Task to carry out -> In the records below, find the line containing "What does this", then copy that line and all lines after it, exactly, omitting every picture.

Data entries:
--------------------------------------------------

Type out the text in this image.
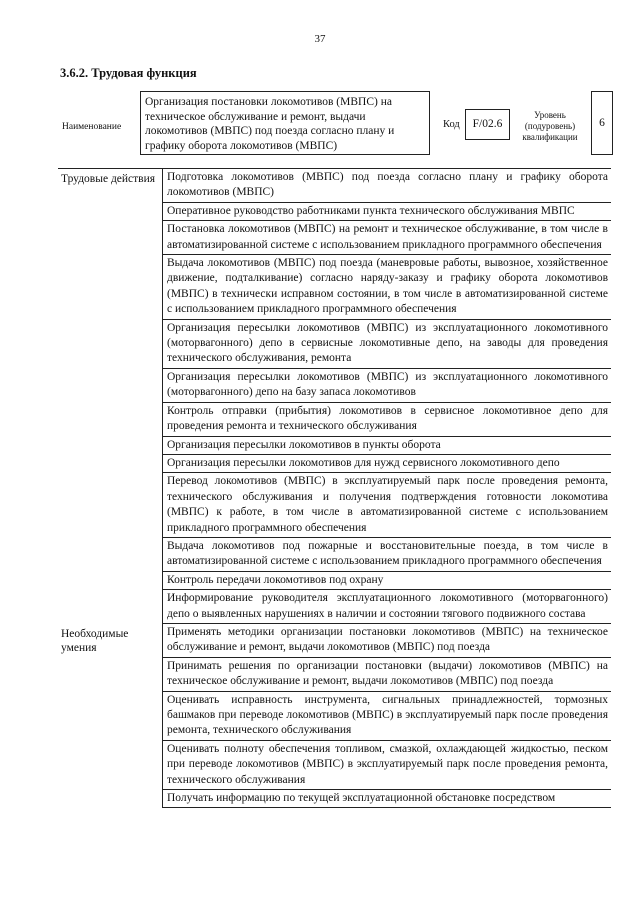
37
3.6.2. Трудовая функция
Наименование
Организация постановки локомотивов (МВПС) на техническое обслуживание и ремонт, выдачи локомотивов (МВПС) под поезда согласно плану и графику оборота локомотивов (МВПС)
Код	F/02.6
Уровень (подуровень) квалификации
6
Трудовые действия	Подготовка локомотивов (МВПС) под поезда согласно плану и графику оборота локомотивов (МВПС)
Оперативное руководство работниками пункта технического обслуживания МВПС
Постановка локомотивов (МВПС) на ремонт и техническое обслуживание, в том числе в автоматизированной системе с использованием прикладного программного обеспечения
Выдача локомотивов (МВПС) под поезда (маневровые работы, вывозное, хозяйственное движение, подталкивание) согласно наряду-заказу и графику оборота локомотивов (МВПС) в технически исправном состоянии, в том числе в автоматизированной системе с использованием прикладного программного обеспечения
Организация пересылки локомотивов (МВПС) из эксплуатационного локомотивного (моторвагонного) депо в сервисные локомотивные депо, на заводы для проведения технического обслуживания, ремонта
Организация пересылки локомотивов (МВПС) из эксплуатационного локомотивного (моторвагонного) депо на базу запаса локомотивов
Контроль отправки (прибытия) локомотивов в сервисное локомотивное депо для проведения ремонта и технического обслуживания
Организация пересылки локомотивов в пункты оборота
Организация пересылки локомотивов для нужд сервисного локомотивного депо
Перевод локомотивов (МВПС) в эксплуатируемый парк после проведения ремонта, технического обслуживания и получения подтверждения готовности локомотива (МВПС) к работе, в том числе в автоматизированной системе с использованием прикладного программного обеспечения
Выдача локомотивов под пожарные и восстановительные поезда, в том числе в автоматизированной системе с использованием прикладного программного обеспечения
Контроль передачи локомотивов под охрану
Информирование руководителя эксплуатационного локомотивного (моторвагонного) депо о выявленных нарушениях в наличии и состоянии тягового подвижного состава
Необходимые умения
Применять методики организации постановки локомотивов (МВПС) на техническое обслуживание и ремонт, выдачи локомотивов (МВПС) под поезда
Принимать решения по организации постановки (выдачи) локомотивов (МВПС) на техническое обслуживание и ремонт, выдачи локомотивов (МВПС) под поезда
Оценивать исправность инструмента, сигнальных принадлежностей, тормозных башмаков при переводе локомотивов (МВПС) в эксплуатируемый парк после проведения ремонта, технического обслуживания
Оценивать полноту обеспечения топливом, смазкой, охлаждающей жидкостью, песком при переводе локомотивов (МВПС) в эксплуатируемый парк после проведения ремонта, технического обслуживания
Получать информацию по текущей эксплуатационной обстановке посредством
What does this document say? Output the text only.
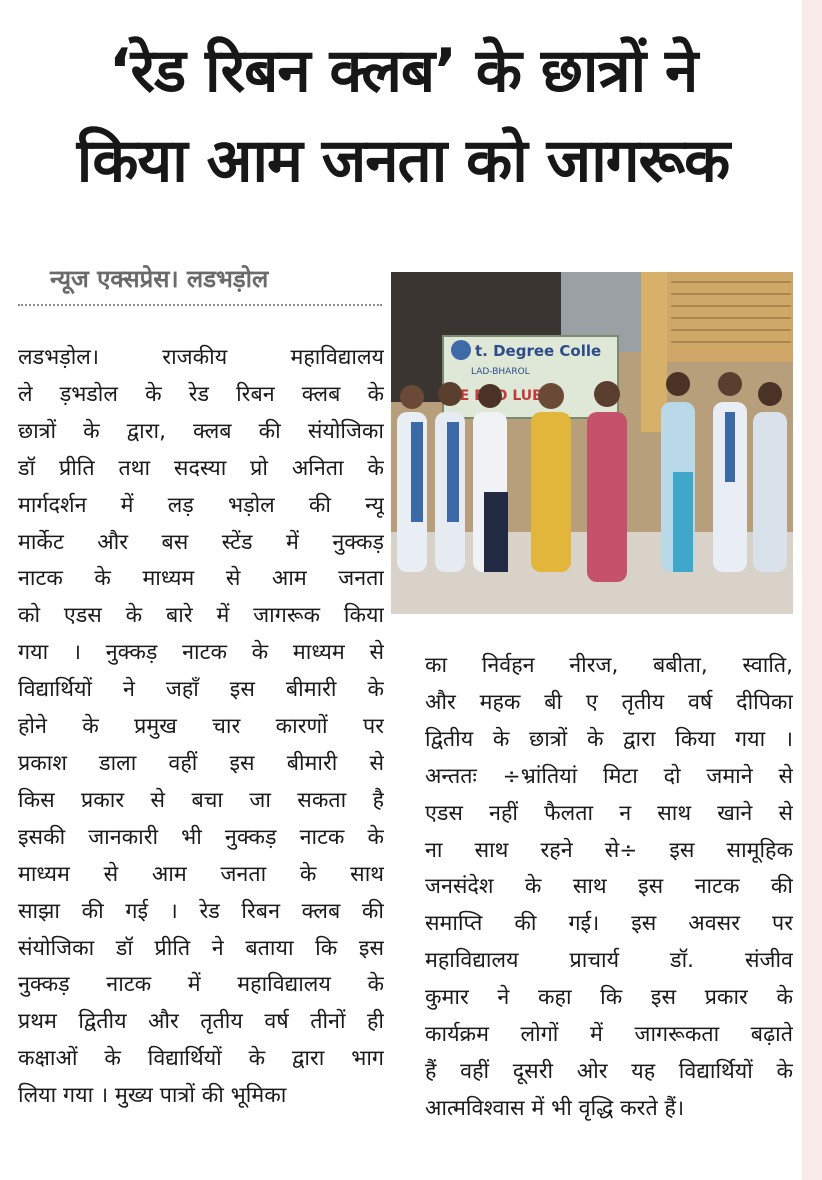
‘रेड रिबन क्लब’ के छात्रों ने
किया आम जनता को जागरूक
न्यूज एक्सप्रेस। लडभड़ोल
t. Degree Colle
LAD-BHAROL
LUB
लडभड़ोल। राजकीय महाविद्यालय
ले ड़भडोल के रेड रिबन क्लब के
छात्रों के द्वारा, क्लब की संयोजिका
डॉ प्रीति तथा सदस्या प्रो अनिता के
मार्गदर्शन में लड़ भड़ोल की न्यू
मार्केट और बस स्टेंड में नुक्कड़
नाटक के माध्यम से आम जनता
को एडस के बारे में जागरूक किया
गया । नुक्कड़ नाटक के माध्यम से
विद्यार्थियों ने जहाँ इस बीमारी के
होने के प्रमुख चार कारणों पर
प्रकाश डाला वहीं इस बीमारी से
किस प्रकार से बचा जा सकता है
इसकी जानकारी भी नुक्कड़ नाटक के
माध्यम से आम जनता के साथ
साझा की गई । रेड रिबन क्लब की
संयोजिका डॉ प्रीति ने बताया कि इस
नुक्कड़ नाटक में महाविद्यालय के
प्रथम द्वितीय और तृतीय वर्ष तीनों ही
कक्षाओं के विद्यार्थियों के द्वारा भाग
लिया गया । मुख्य पात्रों की भूमिका
का निर्वहन नीरज, बबीता, स्वाति,
और महक बी ए तृतीय वर्ष दीपिका
द्वितीय के छात्रों के द्वारा किया गया ।
अन्ततः ÷भ्रांतियां मिटा दो जमाने से
एडस नहीं फैलता न साथ खाने से
ना साथ रहने से÷ इस सामूहिक
जनसंदेश के साथ इस नाटक की
समाप्ति की गई। इस अवसर पर
महाविद्यालय प्राचार्य डॉ. संजीव
कुमार ने कहा कि इस प्रकार के
कार्यक्रम लोगों में जागरूकता बढ़ाते
हैं वहीं दूसरी ओर यह विद्यार्थियों के
आत्मविश्वास में भी वृद्धि करते हैं।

--------------------------------------------------

Written answer ->
What does this document say? Output the text only.
‘रेड रिबन क्लब’ के छात्रों ने
किया आम जनता को जागरूक
न्यूज एक्सप्रेस। लडभड़ोल
t. Degree Colle
LAD-BHAROL
LUB
लडभड़ोल। राजकीय महाविद्यालय
ले ड़भडोल के रेड रिबन क्लब के
छात्रों के द्वारा, क्लब की संयोजिका
डॉ प्रीति तथा सदस्या प्रो अनिता के
मार्गदर्शन में लड़ भड़ोल की न्यू
मार्केट और बस स्टेंड में नुक्कड़
नाटक के माध्यम से आम जनता
को एडस के बारे में जागरूक किया
गया । नुक्कड़ नाटक के माध्यम से
विद्यार्थियों ने जहाँ इस बीमारी के
होने के प्रमुख चार कारणों पर
प्रकाश डाला वहीं इस बीमारी से
किस प्रकार से बचा जा सकता है
इसकी जानकारी भी नुक्कड़ नाटक के
माध्यम से आम जनता के साथ
साझा की गई । रेड रिबन क्लब की
संयोजिका डॉ प्रीति ने बताया कि इस
नुक्कड़ नाटक में महाविद्यालय के
प्रथम द्वितीय और तृतीय वर्ष तीनों ही
कक्षाओं के विद्यार्थियों के द्वारा भाग
लिया गया । मुख्य पात्रों की भूमिका
का निर्वहन नीरज, बबीता, स्वाति,
और महक बी ए तृतीय वर्ष दीपिका
द्वितीय के छात्रों के द्वारा किया गया ।
अन्ततः ÷भ्रांतियां मिटा दो जमाने से
एडस नहीं फैलता न साथ खाने से
ना साथ रहने से÷ इस सामूहिक
जनसंदेश के साथ इस नाटक की
समाप्ति की गई। इस अवसर पर
महाविद्यालय प्राचार्य डॉ. संजीव
कुमार ने कहा कि इस प्रकार के
कार्यक्रम लोगों में जागरूकता बढ़ाते
हैं वहीं दूसरी ओर यह विद्यार्थियों के
आत्मविश्वास में भी वृद्धि करते हैं।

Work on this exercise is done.